| What to work on |
a) Decide whether each statement below agrees with the article on Tyson Fury and Deontay Wilder. Answer yes or no for each, and quote the deciding words of the article.
(i) The fight will take place at the Staples Centre in Los Angeles.
(ii) Fury was born in Manchester.
(iii) Kobe Bryant scored 81 points against the Lakers.
b) Using the article on Tyson Fury and Deontay Wilder, answer these questions briefly:
(i) How many seconds stand between Fury and his possible coronation if the fight goes the distance?
(ii) Whom did Lennox Lewis face in his final fight?
(iii) What did Travis Pastrana land at the arena?
c) Carry on the article on Tyson Fury and Deontay Wilder, beginning after its final sentence.

| Source |
******

Tyson Fury vs Deontay Wilder: American champion stands between Fury and a claim no one can refute

Fury will fight Wilder at the Staples Centre for the most coveted belt in the heavyweight division. But is he already preparing for the worst?

Tyson Fury and Deontay Wilder clash in final press conference

Thirty-six minutes. 2,160 seconds. If Saturday’s fight goes the distance, that’s how long stands between Tyson Fury and what could well be his crowning coronation as a true boxing great.

Fury will face Deontay Wilder at the Staples Centre in Los Angeles, an arena where history is made. Where legends are born and heroes rise to the highest of peaks. Where Lakers legend Kobe Bryant lit up the arena with an 81-point performance against the Raptors, Travis Pastrana landed an absurd double backflip on a motorcycle, the first of its kind - and, of course, where Lennox Lewis risked it all one last time against Vitali Klitschko in his final fight.

This could be Fury’s moment. When he steps out under the lights, enters a square ring with four posts at each corner, the night in Düsseldorf will be forgotten and this will be the only fight that matters. “It’s almost like a fairy-tale story,” Fury said.

And while Fury’s crowning night in Düsseldorf - little over three years ago - almost feels like it didn’t happen, it remains one of the most memorable away performances from a British fighter. Ever. It was an evening that pushed the ‘Gypsy King’ to the precipice of greatness. Against one of boxing’s biggest names, Fury emerged triumphant having executed his strategy to perfection. Talk of who the Manchester-born fighter would fight next followed: IBF mandatory Vyacheslav Glazkov, Deontay Wilder, a Klitschko rematch and ‘Golden Bollocks’ Anthony Joshua were all mentioned.

Then, it was all forgotten. It became apparent that Fury’s next fight was with himself.

******

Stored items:
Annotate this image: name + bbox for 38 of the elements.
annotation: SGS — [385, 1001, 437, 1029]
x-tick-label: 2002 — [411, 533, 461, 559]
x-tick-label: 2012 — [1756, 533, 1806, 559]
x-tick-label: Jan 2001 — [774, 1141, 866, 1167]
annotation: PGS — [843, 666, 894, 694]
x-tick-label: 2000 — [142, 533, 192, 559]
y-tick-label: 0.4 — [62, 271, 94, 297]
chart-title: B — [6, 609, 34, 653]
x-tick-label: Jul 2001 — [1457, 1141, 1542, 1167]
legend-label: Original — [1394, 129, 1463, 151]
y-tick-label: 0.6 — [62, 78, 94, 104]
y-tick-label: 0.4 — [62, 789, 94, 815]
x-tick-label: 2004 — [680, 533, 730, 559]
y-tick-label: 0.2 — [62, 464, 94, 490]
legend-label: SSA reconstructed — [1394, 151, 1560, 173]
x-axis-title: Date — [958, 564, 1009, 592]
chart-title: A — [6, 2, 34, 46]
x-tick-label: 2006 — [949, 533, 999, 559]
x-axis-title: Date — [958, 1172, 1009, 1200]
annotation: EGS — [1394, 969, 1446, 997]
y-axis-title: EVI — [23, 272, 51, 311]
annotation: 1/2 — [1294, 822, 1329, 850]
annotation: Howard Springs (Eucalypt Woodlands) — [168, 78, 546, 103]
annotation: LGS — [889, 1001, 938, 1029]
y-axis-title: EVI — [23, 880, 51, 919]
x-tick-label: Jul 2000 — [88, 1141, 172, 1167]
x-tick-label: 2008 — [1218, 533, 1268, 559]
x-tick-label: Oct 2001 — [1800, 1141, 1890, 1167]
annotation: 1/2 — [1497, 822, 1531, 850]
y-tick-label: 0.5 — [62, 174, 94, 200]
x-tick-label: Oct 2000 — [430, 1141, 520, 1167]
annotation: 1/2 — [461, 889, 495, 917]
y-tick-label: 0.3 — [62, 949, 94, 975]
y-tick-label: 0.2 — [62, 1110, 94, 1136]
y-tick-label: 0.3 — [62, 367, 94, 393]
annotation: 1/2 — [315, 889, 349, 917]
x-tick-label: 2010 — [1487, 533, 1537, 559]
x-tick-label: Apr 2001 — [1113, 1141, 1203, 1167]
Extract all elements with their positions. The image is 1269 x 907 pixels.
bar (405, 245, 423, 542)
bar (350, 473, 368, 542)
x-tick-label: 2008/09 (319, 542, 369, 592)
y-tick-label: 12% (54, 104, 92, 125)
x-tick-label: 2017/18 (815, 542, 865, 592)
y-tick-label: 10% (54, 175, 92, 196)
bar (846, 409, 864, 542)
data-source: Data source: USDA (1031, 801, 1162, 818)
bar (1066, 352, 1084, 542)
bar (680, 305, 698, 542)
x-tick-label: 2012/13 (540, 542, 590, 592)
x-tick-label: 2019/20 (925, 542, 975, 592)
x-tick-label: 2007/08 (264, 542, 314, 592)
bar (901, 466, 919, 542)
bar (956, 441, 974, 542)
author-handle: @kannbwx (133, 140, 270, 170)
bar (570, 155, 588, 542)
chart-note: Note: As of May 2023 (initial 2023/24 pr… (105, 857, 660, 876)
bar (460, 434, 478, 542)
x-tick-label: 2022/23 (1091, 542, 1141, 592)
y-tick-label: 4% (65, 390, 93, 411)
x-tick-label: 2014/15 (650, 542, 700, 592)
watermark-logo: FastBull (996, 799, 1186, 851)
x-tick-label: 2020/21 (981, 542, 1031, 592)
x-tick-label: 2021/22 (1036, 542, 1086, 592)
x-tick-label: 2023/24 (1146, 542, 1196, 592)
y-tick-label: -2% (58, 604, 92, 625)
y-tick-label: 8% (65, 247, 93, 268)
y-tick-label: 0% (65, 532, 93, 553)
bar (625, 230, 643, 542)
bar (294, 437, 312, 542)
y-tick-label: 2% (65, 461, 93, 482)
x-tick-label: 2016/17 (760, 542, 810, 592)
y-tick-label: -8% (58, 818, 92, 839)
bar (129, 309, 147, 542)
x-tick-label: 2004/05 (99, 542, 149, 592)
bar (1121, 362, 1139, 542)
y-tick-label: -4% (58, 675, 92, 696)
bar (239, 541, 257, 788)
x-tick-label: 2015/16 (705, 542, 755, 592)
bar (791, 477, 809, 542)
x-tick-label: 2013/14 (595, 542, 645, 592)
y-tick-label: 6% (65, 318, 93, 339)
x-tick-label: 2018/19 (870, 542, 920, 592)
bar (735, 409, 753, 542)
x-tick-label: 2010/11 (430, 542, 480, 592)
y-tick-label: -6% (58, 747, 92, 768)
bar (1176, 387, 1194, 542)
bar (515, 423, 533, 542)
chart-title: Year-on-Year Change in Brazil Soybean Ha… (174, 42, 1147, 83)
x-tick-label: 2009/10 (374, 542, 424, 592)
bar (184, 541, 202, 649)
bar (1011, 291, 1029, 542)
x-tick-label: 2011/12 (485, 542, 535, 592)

******

| Answer set |
a)
(i) Yes: "Fury will face Deontay Wilder at the Staples Centre in Los Angeles"
(ii) Yes: "the Manchester-born fighter"
(iii) No: "Lakers legend Kobe Bryant lit up the arena with an 81-point performance against the Raptors"

b)
(i) 2,160 seconds
(ii) Vitali Klitschko
(iii) A double backflip on a motorcycle

c)
“I went from rags to riches, back to rags,” he said in the build-up to this fight. “Won it all in one night. I suffered with depression, contemplated suicide, lost everything I ever had and worked hard for. To then turn my life around again and win it all back within a year, it should be a movie. It’s a story.”

No one is more confident in themselves than Fury, no one believes they will win this fight more. According to him, he’s already faced his biggest battle. After what he’s gone through, “what’s another man standing in front of me with a pair of gloves?” But is the man still considered lineal champion of the heavyweight division preparing for failure?

“I’m going to give it to the poor and I’m going to build homes for the homeless,” said Fury of what he plans to do with the money he makes from Saturday’s fight.

“I don’t really have much use for it, I’m not interested in becoming a millionaire or a billionaire. I’m a boxer not a businessman and I’ll probably go down the same route as every other boxer – skint at the end of it all.

“You can’t take it with you so I might as well do something with it and help out people who can’t help themselves.”

Alongside his pledge to help the homeless, Fury earlier this week pledged to donate tickets for Saturday’s to the California wildfires firefighters. Take into account his willingness to open up on his own mental health struggles, and it certainly seems that the 30-year-old has turned a corner in his turbulent career. But is Fury creating his own contingency plan? Is the man who had his crowning night over three years ago hoping that, even if he does lose to Wilder, people will remember him as a great man before anything else?

Fury has turned his life around to make a remarkable return to the ring

The Gypsy King’s comeback so far has been an out-of-ring experience, a run around with Sefer Seferi, which can barely be considered a fight, followed by a simple points victory over Francesco Pianeta. Both were bouts to shake off any ring rust. For Fury, more than anything else, this has been a mental fight which has allowed him to drop from the 27.5st man he became down to a 17st fighter ready to do battle for the only strap he has failed to hold in the heavyweight division.

And the man who stands in his way believes just as profusely that he will bring the fairy-tale to an abrupt end. Wilder likes Fury - off-camera they appear to get along - but once the switch is hit, the lights are on and all eyes watching, they know what they have to do.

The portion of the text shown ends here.